Written exercise ::
Count the rows below that contain the string "column" and reply with only the number.

Supplied records ::
+++

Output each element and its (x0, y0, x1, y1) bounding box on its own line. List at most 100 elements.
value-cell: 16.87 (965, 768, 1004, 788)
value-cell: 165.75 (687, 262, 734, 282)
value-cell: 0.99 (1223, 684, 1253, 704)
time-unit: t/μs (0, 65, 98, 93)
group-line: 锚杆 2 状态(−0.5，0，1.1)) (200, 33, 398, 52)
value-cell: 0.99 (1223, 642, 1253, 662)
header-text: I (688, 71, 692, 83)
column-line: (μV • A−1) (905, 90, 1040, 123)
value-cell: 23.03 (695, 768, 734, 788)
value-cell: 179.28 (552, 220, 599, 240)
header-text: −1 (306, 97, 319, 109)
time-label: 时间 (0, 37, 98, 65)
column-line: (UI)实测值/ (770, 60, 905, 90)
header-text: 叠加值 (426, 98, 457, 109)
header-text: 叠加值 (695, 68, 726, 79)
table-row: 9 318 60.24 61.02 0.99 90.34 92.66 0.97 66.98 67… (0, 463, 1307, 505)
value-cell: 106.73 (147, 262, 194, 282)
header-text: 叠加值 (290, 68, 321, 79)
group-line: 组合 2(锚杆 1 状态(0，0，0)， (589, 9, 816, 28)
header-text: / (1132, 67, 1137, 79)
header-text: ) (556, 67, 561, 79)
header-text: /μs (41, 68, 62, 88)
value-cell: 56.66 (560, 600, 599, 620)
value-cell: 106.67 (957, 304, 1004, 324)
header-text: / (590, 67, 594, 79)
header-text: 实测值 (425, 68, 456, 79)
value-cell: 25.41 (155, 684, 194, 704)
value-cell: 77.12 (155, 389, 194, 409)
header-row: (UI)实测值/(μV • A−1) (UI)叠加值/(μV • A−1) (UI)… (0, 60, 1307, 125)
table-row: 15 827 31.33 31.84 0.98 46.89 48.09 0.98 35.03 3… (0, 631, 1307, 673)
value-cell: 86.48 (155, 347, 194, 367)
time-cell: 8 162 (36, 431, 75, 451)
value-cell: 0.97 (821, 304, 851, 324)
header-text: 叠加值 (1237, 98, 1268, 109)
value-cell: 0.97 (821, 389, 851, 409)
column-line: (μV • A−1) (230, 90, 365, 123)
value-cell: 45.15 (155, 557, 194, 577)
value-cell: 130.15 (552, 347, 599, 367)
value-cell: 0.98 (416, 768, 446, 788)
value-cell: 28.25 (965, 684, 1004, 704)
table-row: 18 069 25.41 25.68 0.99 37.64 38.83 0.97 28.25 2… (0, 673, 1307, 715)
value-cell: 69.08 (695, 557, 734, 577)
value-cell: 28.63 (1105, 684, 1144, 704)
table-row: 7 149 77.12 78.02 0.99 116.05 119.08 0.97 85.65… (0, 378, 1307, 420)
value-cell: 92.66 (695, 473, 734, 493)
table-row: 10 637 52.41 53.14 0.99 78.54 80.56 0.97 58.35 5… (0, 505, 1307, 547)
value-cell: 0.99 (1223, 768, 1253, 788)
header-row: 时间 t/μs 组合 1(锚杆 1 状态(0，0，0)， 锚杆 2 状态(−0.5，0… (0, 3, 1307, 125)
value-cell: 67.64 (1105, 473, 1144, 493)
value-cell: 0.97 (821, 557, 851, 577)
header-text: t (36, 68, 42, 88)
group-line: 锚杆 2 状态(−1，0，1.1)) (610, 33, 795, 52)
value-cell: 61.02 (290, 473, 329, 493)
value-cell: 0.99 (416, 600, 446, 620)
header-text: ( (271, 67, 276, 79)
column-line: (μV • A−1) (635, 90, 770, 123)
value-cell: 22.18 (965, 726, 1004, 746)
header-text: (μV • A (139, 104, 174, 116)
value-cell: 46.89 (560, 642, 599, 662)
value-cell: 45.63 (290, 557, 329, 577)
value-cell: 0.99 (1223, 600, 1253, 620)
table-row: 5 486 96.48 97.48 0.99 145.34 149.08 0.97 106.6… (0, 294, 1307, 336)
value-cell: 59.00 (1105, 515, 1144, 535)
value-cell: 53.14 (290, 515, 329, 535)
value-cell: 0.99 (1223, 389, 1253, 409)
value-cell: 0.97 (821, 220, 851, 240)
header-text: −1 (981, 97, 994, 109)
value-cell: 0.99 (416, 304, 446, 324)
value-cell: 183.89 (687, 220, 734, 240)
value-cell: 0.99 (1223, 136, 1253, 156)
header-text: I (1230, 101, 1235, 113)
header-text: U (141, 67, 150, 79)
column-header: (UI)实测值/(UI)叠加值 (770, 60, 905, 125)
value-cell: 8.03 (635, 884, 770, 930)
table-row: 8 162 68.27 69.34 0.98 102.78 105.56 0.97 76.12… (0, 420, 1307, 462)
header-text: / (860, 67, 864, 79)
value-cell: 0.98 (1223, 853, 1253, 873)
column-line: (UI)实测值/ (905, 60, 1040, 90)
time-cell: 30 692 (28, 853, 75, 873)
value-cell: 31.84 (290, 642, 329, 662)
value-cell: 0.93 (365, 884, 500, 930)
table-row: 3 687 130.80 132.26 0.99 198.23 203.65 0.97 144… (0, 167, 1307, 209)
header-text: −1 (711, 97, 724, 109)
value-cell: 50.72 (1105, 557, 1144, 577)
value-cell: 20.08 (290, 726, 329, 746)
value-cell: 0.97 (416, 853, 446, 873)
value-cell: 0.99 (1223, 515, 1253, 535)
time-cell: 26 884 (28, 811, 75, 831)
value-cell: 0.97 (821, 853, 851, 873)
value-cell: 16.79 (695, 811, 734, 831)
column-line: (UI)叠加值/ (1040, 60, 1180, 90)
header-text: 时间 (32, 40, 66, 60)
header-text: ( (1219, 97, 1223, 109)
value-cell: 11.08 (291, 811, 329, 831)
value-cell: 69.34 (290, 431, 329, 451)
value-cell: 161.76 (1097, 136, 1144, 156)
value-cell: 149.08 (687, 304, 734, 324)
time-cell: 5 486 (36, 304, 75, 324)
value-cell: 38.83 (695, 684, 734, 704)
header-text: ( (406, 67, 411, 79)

+++

Correct result ::
7